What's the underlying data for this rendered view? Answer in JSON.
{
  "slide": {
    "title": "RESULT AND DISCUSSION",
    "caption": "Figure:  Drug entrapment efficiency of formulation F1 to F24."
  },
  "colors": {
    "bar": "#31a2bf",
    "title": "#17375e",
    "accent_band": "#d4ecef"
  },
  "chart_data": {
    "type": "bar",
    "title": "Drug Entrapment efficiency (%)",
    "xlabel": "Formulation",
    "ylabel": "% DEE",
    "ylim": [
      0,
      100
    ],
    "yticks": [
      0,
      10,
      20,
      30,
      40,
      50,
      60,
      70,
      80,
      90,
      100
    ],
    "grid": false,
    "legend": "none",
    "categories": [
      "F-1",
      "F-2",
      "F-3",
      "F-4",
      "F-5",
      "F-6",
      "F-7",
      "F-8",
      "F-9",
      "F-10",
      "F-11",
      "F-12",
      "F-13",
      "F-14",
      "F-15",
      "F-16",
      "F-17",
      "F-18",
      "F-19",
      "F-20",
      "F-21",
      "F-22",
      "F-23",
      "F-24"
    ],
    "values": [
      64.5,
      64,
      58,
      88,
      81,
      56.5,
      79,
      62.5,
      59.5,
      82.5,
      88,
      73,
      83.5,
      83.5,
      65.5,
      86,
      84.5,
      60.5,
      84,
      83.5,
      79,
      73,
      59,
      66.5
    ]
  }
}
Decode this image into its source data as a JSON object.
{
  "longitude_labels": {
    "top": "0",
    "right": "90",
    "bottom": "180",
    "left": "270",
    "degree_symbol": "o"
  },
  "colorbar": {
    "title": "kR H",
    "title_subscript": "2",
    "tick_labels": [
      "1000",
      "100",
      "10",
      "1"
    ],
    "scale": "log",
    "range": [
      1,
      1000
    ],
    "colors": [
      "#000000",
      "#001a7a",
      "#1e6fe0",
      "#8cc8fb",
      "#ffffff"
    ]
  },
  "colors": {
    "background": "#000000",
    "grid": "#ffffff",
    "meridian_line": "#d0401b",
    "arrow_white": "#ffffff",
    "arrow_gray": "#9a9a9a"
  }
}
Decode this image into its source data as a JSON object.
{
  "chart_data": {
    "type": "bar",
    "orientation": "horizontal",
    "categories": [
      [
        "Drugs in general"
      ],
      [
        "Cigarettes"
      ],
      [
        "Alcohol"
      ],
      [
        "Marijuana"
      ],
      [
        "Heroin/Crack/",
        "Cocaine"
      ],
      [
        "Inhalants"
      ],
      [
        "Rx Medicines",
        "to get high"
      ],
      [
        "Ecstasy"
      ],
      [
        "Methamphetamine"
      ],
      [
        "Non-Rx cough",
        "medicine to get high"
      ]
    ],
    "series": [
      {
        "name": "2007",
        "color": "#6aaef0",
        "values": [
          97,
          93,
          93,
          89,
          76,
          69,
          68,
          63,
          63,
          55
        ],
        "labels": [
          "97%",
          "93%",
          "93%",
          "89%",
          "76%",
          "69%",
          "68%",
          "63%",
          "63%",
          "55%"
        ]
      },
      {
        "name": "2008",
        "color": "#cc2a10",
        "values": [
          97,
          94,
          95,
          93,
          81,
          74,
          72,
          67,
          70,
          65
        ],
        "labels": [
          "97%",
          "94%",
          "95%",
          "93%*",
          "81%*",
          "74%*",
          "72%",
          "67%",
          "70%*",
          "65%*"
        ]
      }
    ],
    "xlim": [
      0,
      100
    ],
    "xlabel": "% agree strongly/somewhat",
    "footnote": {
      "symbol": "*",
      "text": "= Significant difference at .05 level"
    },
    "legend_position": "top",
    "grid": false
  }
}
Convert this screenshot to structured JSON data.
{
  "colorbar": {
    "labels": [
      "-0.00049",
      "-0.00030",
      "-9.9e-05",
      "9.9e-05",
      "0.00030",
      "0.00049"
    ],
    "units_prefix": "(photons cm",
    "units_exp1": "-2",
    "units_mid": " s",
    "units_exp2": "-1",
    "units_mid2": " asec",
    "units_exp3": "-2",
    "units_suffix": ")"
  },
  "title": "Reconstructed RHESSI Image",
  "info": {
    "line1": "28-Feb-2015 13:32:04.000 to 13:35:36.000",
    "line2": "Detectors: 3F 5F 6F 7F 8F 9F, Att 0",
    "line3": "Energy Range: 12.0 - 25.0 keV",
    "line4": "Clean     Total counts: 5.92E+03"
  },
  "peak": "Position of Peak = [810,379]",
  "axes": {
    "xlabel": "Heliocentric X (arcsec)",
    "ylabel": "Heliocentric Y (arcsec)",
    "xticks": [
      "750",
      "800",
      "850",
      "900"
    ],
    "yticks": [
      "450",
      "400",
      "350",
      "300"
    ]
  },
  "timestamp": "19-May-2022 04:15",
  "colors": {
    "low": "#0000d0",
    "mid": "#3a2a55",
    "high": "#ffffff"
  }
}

_Your objective_. Set down, word for word, only the lines running from the line with "Convert this screenshot" to the last line of the listing above. Both of those lines belong in your answer.

_Solution to the exercise_.
Convert this screenshot to structured JSON data.
{
  "colorbar": {
    "labels": [
      "-0.00049",
      "-0.00030",
      "-9.9e-05",
      "9.9e-05",
      "0.00030",
      "0.00049"
    ],
    "units_prefix": "(photons cm",
    "units_exp1": "-2",
    "units_mid": " s",
    "units_exp2": "-1",
    "units_mid2": " asec",
    "units_exp3": "-2",
    "units_suffix": ")"
  },
  "title": "Reconstructed RHESSI Image",
  "info": {
    "line1": "28-Feb-2015 13:32:04.000 to 13:35:36.000",
    "line2": "Detectors: 3F 5F 6F 7F 8F 9F, Att 0",
    "line3": "Energy Range: 12.0 - 25.0 keV",
    "line4": "Clean     Total counts: 5.92E+03"
  },
  "peak": "Position of Peak = [810,379]",
  "axes": {
    "xlabel": "Heliocentric X (arcsec)",
    "ylabel": "Heliocentric Y (arcsec)",
    "xticks": [
      "750",
      "800",
      "850",
      "900"
    ],
    "yticks": [
      "450",
      "400",
      "350",
      "300"
    ]
  },
  "timestamp": "19-May-2022 04:15",
  "colors": {
    "low": "#0000d0",
    "mid": "#3a2a55",
    "high": "#ffffff"
  }
}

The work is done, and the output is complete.